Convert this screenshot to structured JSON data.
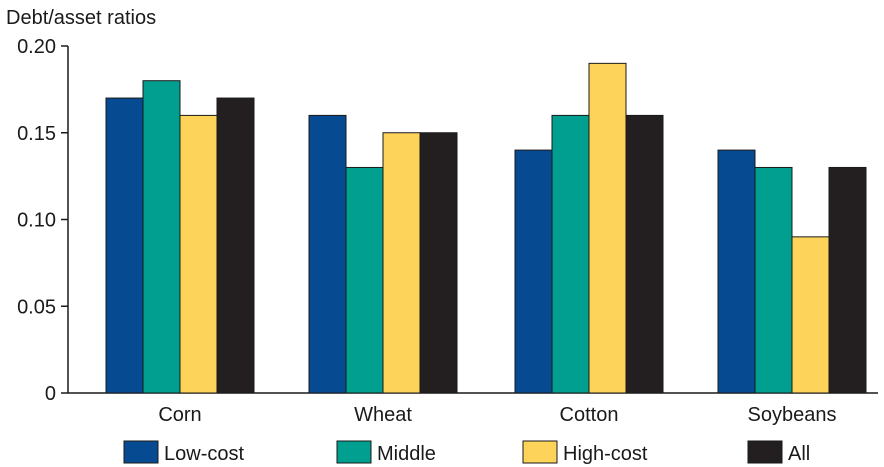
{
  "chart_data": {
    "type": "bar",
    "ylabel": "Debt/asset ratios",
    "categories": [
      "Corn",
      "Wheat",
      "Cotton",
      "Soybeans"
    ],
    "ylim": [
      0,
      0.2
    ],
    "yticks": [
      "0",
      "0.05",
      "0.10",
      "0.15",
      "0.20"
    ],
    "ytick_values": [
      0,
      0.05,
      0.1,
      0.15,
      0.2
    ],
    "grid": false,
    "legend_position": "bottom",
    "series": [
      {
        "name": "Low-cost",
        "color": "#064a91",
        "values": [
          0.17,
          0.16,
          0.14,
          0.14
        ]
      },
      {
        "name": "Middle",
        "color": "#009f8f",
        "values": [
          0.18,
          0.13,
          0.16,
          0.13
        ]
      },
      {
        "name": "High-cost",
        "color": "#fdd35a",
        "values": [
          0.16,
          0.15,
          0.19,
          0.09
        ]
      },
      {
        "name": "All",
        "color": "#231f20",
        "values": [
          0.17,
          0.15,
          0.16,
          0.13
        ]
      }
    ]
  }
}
——
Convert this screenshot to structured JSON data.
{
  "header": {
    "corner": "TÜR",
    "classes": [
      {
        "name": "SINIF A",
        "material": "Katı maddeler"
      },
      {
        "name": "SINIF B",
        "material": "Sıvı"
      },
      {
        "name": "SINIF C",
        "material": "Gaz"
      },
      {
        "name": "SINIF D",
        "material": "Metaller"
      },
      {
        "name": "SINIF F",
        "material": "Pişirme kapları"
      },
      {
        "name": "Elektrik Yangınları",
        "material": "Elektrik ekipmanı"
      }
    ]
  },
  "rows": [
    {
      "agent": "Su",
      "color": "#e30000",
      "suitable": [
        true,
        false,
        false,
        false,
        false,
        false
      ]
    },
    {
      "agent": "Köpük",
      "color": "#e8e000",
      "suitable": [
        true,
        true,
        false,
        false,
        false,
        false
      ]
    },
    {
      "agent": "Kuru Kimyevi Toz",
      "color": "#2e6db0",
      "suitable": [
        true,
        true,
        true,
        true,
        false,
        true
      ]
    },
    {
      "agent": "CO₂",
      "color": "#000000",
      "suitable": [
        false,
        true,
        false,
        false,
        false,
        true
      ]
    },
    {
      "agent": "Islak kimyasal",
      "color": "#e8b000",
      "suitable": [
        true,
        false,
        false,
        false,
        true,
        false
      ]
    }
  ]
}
——
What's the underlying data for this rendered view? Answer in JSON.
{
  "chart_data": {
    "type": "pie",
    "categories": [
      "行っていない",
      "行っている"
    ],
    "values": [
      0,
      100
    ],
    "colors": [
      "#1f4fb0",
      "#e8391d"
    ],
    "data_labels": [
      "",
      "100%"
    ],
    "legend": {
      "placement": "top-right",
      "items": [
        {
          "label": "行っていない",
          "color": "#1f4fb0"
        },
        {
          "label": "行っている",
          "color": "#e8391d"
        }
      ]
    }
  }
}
——
> **THE REQUEST**
Only lines holding the string "agent" are wanted; gather each one from the entries above.

> **FULL RESPONSE**
      "agent": "Su",
      "agent": "Köpük",
      "agent": "Kuru Kimyevi Toz",
      "agent": "CO₂",
      "agent": "Islak kimyasal",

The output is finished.